[Problem] All of the entries need to be written out again, exactly as they are.

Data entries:

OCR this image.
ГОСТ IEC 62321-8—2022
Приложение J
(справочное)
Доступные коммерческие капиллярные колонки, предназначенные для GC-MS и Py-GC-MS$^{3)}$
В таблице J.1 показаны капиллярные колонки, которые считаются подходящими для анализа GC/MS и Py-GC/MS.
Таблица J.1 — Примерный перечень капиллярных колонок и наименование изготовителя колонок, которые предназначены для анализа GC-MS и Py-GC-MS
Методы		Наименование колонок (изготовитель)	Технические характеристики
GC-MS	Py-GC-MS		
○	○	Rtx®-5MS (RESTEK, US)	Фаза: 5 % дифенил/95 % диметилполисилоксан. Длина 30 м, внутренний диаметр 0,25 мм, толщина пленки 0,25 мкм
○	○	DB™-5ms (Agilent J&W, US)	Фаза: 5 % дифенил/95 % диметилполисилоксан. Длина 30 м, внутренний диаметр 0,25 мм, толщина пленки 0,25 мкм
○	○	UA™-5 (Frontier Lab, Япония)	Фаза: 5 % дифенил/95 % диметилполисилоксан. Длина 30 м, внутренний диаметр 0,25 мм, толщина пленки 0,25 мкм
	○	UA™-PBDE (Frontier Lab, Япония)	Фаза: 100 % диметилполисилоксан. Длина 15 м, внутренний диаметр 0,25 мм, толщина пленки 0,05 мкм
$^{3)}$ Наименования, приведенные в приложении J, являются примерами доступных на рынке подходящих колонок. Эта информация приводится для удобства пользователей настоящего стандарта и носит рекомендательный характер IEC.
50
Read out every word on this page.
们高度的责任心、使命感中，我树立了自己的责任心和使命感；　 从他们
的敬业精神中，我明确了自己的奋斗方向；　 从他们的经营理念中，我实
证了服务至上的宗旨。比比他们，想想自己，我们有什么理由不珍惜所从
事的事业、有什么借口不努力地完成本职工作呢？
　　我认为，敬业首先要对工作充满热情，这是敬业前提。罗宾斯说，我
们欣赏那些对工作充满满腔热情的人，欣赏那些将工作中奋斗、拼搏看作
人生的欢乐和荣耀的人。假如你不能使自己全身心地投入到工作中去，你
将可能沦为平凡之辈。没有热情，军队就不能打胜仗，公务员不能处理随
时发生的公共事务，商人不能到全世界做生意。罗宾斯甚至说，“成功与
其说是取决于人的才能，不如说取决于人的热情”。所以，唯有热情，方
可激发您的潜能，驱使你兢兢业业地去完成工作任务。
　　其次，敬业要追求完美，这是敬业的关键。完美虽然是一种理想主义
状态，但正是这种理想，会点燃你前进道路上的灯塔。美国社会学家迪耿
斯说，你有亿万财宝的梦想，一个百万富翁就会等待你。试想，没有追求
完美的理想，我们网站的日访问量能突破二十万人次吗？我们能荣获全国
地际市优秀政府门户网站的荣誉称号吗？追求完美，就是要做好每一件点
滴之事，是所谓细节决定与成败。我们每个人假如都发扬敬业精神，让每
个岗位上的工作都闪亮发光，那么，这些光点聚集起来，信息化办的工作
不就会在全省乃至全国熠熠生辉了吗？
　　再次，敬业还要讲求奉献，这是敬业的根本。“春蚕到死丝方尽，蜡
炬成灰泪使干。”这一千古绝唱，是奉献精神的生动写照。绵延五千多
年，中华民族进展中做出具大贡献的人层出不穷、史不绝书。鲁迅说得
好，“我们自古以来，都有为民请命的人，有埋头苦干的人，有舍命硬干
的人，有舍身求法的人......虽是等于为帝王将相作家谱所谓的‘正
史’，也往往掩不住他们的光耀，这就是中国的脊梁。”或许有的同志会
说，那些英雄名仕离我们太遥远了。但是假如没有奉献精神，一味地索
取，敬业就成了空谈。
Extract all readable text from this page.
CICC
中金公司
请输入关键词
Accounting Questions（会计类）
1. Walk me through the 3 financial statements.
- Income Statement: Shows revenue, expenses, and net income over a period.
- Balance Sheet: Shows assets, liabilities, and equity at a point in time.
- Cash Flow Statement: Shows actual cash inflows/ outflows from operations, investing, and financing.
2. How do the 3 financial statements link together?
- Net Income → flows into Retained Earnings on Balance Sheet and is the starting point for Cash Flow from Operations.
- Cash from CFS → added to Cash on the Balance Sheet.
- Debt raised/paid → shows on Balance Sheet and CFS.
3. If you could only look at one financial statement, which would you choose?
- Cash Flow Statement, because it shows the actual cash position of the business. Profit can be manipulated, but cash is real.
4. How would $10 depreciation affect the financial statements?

[Task answer]
OCR this image.
ГОСТ IEC 62321-8—2022
Приложение J
(справочное)
Доступные коммерческие капиллярные колонки, предназначенные для GC-MS и Py-GC-MS$^{3)}$
В таблице J.1 показаны капиллярные колонки, которые считаются подходящими для анализа GC/MS и Py-GC/MS.
Таблица J.1 — Примерный перечень капиллярных колонок и наименование изготовителя колонок, которые предназначены для анализа GC-MS и Py-GC-MS
Методы		Наименование колонок (изготовитель)	Технические характеристики
GC-MS	Py-GC-MS		
○	○	Rtx®-5MS (RESTEK, US)	Фаза: 5 % дифенил/95 % диметилполисилоксан. Длина 30 м, внутренний диаметр 0,25 мм, толщина пленки 0,25 мкм
○	○	DB™-5ms (Agilent J&W, US)	Фаза: 5 % дифенил/95 % диметилполисилоксан. Длина 30 м, внутренний диаметр 0,25 мм, толщина пленки 0,25 мкм
○	○	UA™-5 (Frontier Lab, Япония)	Фаза: 5 % дифенил/95 % диметилполисилоксан. Длина 30 м, внутренний диаметр 0,25 мм, толщина пленки 0,25 мкм
	○	UA™-PBDE (Frontier Lab, Япония)	Фаза: 100 % диметилполисилоксан. Длина 15 м, внутренний диаметр 0,25 мм, толщина пленки 0,05 мкм
$^{3)}$ Наименования, приведенные в приложении J, являются примерами доступных на рынке подходящих колонок. Эта информация приводится для удобства пользователей настоящего стандарта и носит рекомендательный характер IEC.
50
Read out every word on this page.
们高度的责任心、使命感中，我树立了自己的责任心和使命感；　 从他们
的敬业精神中，我明确了自己的奋斗方向；　 从他们的经营理念中，我实
证了服务至上的宗旨。比比他们，想想自己，我们有什么理由不珍惜所从
事的事业、有什么借口不努力地完成本职工作呢？
　　我认为，敬业首先要对工作充满热情，这是敬业前提。罗宾斯说，我
们欣赏那些对工作充满满腔热情的人，欣赏那些将工作中奋斗、拼搏看作
人生的欢乐和荣耀的人。假如你不能使自己全身心地投入到工作中去，你
将可能沦为平凡之辈。没有热情，军队就不能打胜仗，公务员不能处理随
时发生的公共事务，商人不能到全世界做生意。罗宾斯甚至说，“成功与
其说是取决于人的才能，不如说取决于人的热情”。所以，唯有热情，方
可激发您的潜能，驱使你兢兢业业地去完成工作任务。
　　其次，敬业要追求完美，这是敬业的关键。完美虽然是一种理想主义
状态，但正是这种理想，会点燃你前进道路上的灯塔。美国社会学家迪耿
斯说，你有亿万财宝的梦想，一个百万富翁就会等待你。试想，没有追求
完美的理想，我们网站的日访问量能突破二十万人次吗？我们能荣获全国
地际市优秀政府门户网站的荣誉称号吗？追求完美，就是要做好每一件点
滴之事，是所谓细节决定与成败。我们每个人假如都发扬敬业精神，让每
个岗位上的工作都闪亮发光，那么，这些光点聚集起来，信息化办的工作
不就会在全省乃至全国熠熠生辉了吗？
　　再次，敬业还要讲求奉献，这是敬业的根本。“春蚕到死丝方尽，蜡
炬成灰泪使干。”这一千古绝唱，是奉献精神的生动写照。绵延五千多
年，中华民族进展中做出具大贡献的人层出不穷、史不绝书。鲁迅说得
好，“我们自古以来，都有为民请命的人，有埋头苦干的人，有舍命硬干
的人，有舍身求法的人......虽是等于为帝王将相作家谱所谓的‘正
史’，也往往掩不住他们的光耀，这就是中国的脊梁。”或许有的同志会
说，那些英雄名仕离我们太遥远了。但是假如没有奉献精神，一味地索
取，敬业就成了空谈。
Extract all readable text from this page.
CICC
中金公司
请输入关键词
Accounting Questions（会计类）
1. Walk me through the 3 financial statements.
- Income Statement: Shows revenue, expenses, and net income over a period.
- Balance Sheet: Shows assets, liabilities, and equity at a point in time.
- Cash Flow Statement: Shows actual cash inflows/ outflows from operations, investing, and financing.
2. How do the 3 financial statements link together?
- Net Income → flows into Retained Earnings on Balance Sheet and is the starting point for Cash Flow from Operations.
- Cash from CFS → added to Cash on the Balance Sheet.
- Debt raised/paid → shows on Balance Sheet and CFS.
3. If you could only look at one financial statement, which would you choose?
- Cash Flow Statement, because it shows the actual cash position of the business. Profit can be manipulated, but cash is real.
4. How would $10 depreciation affect the financial statements?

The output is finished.